(Data entries for graphics)
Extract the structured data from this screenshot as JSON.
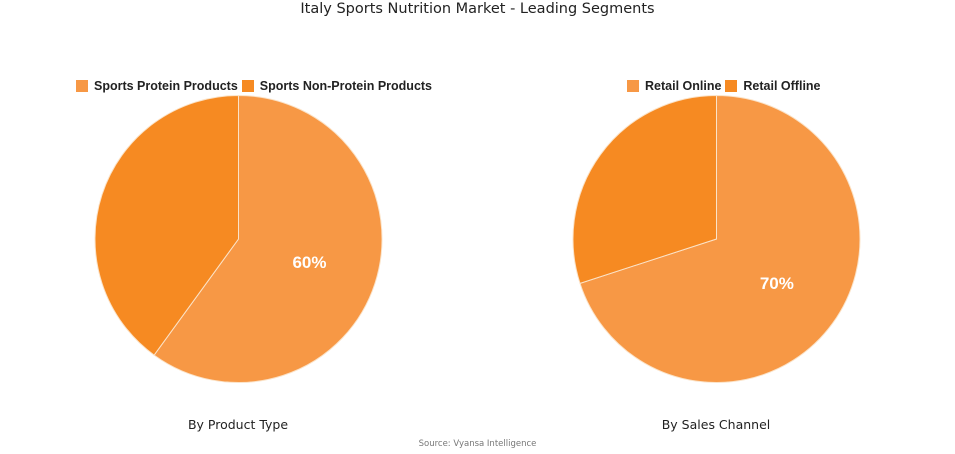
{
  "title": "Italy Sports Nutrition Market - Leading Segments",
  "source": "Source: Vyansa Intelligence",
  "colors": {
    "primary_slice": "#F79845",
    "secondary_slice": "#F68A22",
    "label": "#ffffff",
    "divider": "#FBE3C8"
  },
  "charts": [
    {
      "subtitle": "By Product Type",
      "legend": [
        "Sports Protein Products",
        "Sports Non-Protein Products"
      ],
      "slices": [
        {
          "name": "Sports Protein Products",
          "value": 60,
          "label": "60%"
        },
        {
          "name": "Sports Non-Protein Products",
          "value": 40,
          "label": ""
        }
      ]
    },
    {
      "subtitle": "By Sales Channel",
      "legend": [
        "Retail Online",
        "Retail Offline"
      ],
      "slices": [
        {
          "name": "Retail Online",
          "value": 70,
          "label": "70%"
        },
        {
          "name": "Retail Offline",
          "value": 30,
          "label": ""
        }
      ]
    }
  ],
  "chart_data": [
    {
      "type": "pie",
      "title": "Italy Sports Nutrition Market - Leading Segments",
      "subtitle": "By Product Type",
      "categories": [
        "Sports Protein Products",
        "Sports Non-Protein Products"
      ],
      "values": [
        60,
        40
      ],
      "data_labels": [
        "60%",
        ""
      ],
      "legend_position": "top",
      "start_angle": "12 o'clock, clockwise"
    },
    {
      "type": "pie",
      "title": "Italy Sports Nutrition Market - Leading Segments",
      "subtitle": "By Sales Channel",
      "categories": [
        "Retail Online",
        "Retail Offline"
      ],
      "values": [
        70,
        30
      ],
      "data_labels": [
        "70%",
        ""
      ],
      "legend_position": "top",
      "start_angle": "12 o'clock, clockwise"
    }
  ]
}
==
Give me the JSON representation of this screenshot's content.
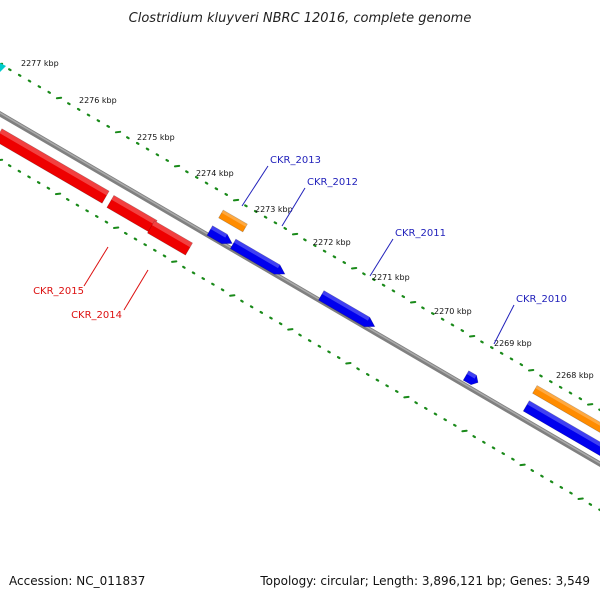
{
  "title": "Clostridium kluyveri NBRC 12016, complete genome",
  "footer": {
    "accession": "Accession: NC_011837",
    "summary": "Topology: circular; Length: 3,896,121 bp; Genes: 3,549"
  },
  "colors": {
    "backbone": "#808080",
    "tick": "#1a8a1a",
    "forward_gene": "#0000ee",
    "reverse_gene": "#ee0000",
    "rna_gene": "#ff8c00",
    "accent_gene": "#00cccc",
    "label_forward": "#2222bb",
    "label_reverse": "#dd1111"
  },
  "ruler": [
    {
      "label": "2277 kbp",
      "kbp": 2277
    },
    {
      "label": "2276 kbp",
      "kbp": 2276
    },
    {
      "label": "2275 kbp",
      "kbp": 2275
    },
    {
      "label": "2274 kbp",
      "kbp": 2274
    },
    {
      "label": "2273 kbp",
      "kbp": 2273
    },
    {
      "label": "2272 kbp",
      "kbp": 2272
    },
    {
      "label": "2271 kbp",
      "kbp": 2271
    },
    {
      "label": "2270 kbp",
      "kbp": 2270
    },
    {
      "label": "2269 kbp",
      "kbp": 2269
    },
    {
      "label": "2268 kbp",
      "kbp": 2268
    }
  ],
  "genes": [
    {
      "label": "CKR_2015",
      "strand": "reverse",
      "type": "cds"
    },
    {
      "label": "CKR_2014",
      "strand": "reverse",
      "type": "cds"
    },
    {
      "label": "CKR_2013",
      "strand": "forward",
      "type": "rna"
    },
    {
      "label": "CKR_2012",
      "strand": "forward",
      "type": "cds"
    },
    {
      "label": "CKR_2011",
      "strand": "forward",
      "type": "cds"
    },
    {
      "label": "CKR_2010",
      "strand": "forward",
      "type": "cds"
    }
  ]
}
...
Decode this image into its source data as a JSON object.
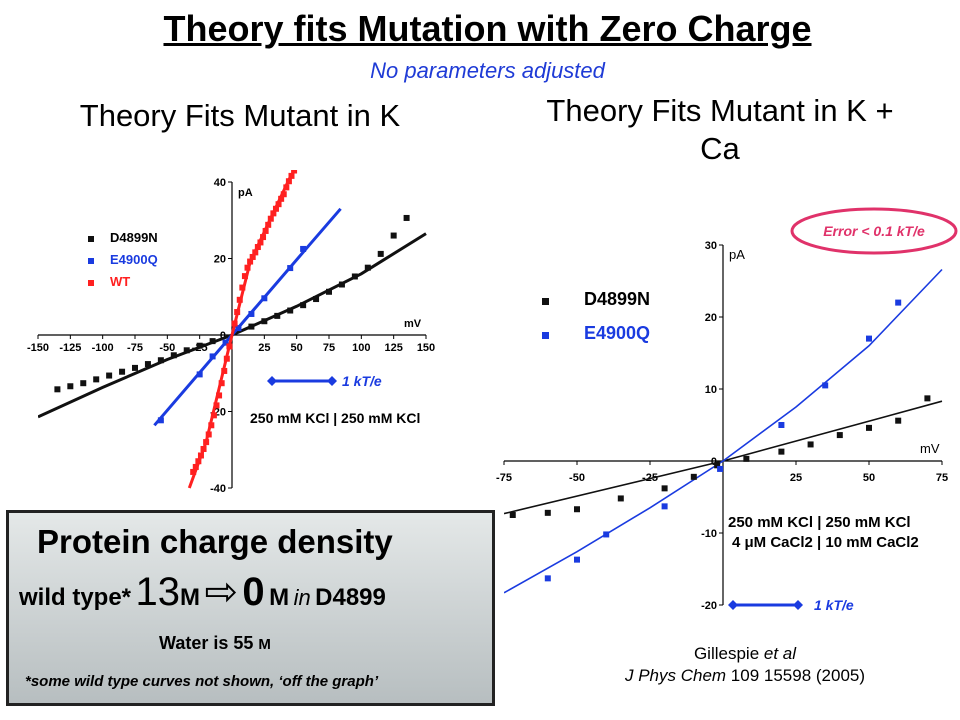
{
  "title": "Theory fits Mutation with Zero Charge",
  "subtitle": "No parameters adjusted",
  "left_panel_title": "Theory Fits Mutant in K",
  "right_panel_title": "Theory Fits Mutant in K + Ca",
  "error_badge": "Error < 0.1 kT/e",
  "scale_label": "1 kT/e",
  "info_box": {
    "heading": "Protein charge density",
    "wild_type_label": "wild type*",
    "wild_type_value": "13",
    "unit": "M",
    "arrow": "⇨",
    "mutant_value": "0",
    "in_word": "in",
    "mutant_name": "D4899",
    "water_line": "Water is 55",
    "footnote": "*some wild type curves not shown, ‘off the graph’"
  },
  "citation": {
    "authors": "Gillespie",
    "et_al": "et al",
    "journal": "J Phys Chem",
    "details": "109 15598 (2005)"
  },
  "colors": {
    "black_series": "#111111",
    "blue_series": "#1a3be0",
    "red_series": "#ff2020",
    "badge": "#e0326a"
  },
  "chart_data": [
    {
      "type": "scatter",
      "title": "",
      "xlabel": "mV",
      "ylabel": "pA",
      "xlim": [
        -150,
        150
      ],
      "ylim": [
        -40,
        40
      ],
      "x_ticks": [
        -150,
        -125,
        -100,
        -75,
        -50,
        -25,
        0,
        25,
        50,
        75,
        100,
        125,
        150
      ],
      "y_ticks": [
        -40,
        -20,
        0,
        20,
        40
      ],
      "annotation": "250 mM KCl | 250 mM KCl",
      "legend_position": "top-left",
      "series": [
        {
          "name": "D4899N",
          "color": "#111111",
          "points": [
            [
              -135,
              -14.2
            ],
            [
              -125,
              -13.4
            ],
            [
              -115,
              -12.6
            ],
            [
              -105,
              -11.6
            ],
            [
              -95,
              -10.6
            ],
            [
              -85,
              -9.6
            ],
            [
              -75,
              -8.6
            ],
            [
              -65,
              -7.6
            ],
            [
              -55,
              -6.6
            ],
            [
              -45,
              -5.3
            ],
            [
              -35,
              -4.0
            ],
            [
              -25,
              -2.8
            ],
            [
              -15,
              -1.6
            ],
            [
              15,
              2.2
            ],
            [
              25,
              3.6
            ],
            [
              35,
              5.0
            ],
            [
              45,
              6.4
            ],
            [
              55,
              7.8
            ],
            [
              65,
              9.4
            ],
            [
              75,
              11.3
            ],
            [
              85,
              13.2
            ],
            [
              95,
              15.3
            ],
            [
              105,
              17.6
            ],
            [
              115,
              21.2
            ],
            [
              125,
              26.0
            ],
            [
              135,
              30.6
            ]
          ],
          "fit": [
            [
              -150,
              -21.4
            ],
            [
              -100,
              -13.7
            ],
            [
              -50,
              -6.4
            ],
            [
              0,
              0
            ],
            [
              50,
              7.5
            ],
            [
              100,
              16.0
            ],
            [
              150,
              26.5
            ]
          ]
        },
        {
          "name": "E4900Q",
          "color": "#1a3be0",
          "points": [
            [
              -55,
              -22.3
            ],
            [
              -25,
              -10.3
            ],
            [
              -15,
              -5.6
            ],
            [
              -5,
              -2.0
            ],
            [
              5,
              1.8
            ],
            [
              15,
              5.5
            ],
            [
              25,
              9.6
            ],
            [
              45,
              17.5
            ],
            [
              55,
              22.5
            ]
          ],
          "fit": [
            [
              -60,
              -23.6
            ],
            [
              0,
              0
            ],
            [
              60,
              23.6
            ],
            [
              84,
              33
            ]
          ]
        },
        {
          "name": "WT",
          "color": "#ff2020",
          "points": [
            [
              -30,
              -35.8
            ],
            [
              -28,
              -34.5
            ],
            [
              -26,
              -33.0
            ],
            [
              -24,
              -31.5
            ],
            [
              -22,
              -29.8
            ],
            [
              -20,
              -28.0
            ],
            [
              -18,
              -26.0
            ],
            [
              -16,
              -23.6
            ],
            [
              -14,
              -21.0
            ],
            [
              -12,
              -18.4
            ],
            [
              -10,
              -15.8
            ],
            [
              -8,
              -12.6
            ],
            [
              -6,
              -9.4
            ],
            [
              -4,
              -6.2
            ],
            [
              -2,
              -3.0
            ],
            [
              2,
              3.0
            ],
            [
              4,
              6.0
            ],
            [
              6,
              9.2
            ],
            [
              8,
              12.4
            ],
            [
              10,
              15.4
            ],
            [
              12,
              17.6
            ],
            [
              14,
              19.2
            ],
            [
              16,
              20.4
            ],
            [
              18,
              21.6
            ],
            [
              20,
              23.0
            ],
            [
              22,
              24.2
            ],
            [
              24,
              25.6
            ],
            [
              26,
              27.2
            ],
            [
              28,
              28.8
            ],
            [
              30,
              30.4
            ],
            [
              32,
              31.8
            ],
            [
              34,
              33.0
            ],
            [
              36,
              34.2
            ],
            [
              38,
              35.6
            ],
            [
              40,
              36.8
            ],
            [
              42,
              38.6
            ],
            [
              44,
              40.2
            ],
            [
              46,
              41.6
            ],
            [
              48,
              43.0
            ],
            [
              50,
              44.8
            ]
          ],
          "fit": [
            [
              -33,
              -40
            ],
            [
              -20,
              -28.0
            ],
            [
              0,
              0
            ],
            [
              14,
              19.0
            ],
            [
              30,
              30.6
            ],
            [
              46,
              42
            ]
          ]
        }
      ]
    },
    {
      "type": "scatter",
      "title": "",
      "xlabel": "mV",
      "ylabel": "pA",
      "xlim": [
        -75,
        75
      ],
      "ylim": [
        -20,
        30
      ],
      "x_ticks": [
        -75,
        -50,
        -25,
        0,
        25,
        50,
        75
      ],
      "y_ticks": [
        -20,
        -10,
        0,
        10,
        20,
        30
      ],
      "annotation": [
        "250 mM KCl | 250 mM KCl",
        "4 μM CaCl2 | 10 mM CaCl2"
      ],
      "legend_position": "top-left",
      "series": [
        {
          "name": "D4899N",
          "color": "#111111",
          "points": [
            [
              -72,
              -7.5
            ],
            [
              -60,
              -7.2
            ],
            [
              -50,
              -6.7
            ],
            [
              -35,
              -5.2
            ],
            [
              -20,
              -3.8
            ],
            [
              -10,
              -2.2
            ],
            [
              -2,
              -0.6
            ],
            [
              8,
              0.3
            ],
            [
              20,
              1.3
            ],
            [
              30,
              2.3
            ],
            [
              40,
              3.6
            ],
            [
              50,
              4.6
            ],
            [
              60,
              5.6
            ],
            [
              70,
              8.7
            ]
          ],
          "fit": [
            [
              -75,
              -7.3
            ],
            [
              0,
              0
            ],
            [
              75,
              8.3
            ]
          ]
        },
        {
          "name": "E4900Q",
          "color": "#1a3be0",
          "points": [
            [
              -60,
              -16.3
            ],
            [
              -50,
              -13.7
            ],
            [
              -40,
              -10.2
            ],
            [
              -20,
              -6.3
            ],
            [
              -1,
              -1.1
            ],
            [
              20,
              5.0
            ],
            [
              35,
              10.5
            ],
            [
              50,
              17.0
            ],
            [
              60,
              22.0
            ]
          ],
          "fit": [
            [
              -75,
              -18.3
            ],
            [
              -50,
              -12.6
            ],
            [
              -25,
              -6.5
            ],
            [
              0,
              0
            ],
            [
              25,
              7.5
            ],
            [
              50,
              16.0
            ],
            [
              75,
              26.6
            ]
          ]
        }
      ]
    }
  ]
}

Required action - Work through the entries, filtering for the string "source", and copy each line that holds it.

Finished exercise -
  "source": "Source: Vyansa Intelligence",
Decode this image into its source data as a JSON object.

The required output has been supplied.